◆ Written instruction: Count every line that has the word "object" in it; give no more than the number.

• • • •

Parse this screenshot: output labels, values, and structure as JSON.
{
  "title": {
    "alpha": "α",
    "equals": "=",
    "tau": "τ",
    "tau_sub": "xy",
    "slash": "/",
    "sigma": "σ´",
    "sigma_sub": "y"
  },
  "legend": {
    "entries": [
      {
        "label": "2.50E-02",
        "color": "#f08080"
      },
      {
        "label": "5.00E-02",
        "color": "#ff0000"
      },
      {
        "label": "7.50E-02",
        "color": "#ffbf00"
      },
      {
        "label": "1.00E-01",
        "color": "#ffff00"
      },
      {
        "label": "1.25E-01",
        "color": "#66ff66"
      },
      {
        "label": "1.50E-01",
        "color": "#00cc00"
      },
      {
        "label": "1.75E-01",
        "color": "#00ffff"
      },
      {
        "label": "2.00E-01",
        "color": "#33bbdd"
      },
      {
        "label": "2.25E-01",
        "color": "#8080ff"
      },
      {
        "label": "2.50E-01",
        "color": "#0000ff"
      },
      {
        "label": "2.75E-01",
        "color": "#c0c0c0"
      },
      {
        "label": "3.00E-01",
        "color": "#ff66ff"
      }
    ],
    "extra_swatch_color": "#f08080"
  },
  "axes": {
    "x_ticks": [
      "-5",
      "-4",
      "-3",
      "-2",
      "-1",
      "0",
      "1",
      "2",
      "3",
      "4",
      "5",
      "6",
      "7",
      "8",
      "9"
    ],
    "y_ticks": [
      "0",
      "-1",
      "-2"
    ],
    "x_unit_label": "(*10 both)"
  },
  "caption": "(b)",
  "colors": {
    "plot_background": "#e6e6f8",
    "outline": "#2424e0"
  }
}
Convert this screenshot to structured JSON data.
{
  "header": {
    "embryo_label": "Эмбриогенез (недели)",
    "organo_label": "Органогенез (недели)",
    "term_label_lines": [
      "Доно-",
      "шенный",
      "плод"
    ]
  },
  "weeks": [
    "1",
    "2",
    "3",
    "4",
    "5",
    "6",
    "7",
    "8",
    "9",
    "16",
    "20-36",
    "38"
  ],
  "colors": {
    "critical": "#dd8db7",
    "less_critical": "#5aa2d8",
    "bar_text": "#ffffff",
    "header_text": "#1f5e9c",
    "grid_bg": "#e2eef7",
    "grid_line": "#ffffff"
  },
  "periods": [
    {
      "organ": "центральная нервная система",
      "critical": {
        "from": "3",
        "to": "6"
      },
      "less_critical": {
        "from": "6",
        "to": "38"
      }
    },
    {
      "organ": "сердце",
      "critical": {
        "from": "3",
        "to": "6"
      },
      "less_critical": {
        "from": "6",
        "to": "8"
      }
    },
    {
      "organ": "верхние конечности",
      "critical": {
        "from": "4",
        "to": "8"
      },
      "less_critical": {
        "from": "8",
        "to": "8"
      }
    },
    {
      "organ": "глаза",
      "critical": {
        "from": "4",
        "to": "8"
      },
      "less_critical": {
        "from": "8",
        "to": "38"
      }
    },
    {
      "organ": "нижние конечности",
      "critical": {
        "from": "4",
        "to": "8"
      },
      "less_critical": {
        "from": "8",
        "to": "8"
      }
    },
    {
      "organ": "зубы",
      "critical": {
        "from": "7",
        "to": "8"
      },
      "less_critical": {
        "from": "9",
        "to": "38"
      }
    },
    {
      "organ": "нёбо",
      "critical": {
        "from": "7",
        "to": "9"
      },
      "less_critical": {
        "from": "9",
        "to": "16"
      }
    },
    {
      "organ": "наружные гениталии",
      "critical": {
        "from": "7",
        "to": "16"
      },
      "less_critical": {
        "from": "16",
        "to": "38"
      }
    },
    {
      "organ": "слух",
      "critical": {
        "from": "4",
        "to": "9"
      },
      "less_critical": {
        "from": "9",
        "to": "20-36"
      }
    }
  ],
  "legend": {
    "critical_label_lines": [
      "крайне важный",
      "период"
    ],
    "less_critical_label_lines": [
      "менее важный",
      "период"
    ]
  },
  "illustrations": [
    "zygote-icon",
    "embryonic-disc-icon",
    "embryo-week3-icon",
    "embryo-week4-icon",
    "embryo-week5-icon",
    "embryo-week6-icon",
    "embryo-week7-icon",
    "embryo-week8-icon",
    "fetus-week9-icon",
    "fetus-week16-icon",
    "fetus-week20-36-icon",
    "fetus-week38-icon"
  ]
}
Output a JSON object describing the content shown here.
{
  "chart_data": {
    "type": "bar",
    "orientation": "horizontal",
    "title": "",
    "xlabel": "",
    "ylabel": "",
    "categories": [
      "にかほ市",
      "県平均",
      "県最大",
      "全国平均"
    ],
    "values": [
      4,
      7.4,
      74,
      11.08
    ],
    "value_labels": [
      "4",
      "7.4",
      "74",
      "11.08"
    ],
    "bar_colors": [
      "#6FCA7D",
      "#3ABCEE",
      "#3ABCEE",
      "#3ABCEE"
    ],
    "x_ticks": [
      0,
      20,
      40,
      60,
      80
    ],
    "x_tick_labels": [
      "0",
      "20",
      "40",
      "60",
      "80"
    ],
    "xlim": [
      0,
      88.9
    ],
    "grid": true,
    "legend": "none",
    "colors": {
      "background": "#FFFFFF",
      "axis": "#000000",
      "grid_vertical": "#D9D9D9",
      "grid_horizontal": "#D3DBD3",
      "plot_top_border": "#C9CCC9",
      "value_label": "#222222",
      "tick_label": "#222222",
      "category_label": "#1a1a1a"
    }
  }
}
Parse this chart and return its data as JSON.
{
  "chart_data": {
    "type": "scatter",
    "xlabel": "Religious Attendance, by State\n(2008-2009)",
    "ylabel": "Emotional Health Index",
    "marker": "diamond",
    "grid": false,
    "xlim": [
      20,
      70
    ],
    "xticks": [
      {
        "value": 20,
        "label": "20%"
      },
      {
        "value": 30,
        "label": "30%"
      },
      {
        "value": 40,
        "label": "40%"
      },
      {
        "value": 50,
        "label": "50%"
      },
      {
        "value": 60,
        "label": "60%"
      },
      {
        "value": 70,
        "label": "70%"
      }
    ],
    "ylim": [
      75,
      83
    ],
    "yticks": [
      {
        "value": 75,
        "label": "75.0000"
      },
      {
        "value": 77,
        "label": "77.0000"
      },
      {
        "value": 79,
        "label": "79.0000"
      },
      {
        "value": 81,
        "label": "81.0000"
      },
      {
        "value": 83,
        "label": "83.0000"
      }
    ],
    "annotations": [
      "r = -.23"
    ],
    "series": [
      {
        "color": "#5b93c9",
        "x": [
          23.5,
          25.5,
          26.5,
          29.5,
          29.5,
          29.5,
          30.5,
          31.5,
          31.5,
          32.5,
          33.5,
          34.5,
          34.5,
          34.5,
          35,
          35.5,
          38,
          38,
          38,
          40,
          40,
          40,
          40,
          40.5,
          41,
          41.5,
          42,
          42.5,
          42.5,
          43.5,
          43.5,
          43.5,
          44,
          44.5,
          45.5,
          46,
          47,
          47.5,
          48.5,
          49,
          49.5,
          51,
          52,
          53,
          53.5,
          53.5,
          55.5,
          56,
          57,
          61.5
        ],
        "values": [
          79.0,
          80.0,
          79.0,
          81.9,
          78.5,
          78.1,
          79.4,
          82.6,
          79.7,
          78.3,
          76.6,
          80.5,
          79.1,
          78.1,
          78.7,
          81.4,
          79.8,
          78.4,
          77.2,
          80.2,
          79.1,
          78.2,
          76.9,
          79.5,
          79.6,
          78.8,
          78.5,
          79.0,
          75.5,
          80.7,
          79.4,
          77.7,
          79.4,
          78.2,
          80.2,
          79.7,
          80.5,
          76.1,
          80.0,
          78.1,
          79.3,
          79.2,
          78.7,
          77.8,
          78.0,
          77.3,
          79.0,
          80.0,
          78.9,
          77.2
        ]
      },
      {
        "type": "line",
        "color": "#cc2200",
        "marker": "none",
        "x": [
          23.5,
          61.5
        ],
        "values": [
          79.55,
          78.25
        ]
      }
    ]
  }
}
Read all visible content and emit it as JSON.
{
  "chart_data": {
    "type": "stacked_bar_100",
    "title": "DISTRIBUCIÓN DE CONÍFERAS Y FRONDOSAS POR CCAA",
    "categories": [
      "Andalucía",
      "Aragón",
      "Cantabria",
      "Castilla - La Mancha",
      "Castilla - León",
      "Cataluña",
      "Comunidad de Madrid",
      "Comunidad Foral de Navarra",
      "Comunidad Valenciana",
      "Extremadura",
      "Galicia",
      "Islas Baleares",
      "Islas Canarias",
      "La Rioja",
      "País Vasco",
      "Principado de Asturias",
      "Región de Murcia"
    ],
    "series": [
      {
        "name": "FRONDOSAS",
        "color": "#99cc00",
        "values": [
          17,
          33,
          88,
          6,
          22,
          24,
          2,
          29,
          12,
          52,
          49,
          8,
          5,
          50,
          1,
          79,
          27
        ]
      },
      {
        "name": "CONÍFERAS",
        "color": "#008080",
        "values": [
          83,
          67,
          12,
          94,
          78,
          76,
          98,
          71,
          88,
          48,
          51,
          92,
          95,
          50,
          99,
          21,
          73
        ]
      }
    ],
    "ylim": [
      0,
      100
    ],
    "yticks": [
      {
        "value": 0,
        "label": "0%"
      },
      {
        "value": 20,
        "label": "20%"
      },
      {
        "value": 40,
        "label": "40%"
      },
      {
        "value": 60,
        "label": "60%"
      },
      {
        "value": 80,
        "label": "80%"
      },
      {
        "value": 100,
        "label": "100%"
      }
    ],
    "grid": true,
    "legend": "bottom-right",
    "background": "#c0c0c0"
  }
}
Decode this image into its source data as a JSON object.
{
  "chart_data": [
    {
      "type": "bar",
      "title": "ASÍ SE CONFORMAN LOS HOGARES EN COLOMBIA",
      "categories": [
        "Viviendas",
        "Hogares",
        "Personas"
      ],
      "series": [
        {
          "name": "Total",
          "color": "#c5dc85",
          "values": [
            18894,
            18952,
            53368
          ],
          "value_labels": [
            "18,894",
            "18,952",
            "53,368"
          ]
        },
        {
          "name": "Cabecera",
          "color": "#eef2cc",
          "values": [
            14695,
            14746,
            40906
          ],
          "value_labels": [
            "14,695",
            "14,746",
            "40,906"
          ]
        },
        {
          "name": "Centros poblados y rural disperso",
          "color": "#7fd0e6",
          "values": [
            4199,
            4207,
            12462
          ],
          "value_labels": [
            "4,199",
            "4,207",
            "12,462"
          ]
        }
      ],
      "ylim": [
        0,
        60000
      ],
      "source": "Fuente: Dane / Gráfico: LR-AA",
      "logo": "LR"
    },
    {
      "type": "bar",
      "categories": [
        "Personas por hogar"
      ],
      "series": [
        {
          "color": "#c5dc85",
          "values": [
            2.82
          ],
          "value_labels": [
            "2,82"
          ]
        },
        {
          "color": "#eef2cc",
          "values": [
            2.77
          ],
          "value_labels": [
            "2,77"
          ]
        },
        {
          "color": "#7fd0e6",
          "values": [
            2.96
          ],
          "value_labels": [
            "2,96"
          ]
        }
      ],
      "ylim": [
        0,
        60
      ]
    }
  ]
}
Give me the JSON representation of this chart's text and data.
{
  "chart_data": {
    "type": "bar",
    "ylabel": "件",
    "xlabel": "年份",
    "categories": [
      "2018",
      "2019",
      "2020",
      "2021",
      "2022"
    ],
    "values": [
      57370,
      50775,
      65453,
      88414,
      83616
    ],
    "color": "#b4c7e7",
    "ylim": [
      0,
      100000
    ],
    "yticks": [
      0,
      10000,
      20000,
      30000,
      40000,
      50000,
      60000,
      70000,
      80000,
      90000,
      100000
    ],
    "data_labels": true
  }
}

• • • •

◆ Response to this exercise: 2